Start EXERCISE INPUTS

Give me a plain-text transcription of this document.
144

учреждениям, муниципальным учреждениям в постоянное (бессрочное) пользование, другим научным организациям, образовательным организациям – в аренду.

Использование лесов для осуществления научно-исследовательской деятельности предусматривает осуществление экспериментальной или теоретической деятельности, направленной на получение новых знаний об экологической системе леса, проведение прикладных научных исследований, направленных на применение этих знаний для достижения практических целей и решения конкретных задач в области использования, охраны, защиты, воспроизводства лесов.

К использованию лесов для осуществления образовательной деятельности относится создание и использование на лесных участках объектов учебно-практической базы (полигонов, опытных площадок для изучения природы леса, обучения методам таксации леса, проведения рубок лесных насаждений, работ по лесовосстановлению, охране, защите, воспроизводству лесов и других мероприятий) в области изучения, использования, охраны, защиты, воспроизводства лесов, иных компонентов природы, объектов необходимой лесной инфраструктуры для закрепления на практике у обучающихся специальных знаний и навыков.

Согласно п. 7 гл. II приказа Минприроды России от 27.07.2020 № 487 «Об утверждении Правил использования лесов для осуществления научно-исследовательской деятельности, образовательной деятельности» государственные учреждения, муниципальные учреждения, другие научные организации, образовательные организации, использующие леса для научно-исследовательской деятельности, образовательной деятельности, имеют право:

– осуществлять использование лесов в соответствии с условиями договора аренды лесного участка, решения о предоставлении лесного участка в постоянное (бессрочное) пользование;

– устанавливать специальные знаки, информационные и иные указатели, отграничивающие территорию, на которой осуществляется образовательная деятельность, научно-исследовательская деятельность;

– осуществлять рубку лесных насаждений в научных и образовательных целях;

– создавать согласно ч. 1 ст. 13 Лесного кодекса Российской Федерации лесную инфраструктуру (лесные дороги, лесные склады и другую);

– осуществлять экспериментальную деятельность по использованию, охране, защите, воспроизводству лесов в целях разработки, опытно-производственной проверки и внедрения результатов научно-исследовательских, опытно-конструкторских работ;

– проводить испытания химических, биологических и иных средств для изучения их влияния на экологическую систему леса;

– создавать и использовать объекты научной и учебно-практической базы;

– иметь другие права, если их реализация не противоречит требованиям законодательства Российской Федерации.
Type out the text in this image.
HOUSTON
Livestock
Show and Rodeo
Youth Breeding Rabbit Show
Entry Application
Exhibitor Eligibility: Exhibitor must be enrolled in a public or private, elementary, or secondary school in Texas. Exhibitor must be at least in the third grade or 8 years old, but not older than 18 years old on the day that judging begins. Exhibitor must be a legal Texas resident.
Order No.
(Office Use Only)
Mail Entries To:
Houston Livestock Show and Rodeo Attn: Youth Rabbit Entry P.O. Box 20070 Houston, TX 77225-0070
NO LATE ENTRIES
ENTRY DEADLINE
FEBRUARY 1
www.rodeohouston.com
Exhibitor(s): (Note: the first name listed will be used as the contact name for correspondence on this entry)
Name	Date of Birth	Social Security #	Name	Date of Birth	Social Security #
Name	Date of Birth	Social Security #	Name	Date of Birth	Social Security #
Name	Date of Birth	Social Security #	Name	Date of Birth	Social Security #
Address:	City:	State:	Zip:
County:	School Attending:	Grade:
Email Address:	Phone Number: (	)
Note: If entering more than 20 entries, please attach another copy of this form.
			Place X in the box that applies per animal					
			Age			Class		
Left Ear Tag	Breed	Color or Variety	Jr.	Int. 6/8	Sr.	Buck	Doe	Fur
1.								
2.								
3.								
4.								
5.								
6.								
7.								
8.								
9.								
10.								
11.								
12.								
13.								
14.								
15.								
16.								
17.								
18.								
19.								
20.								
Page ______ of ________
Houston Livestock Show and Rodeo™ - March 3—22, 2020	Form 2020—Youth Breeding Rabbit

End EXERCISE INPUTS

» TASK GOAL: Among the lines of the material, find those that hold the word "постоянное" and copy them.

» ANSWER TO THE EXERCISE:
учреждениям, муниципальным учреждениям в постоянное (бессрочное) пользование, другим научным организациям, образовательным организациям – в аренду.
– осуществлять использование лесов в соответствии с условиями договора аренды лесного участка, решения о предоставлении лесного участка в постоянное (бессрочное) пользование;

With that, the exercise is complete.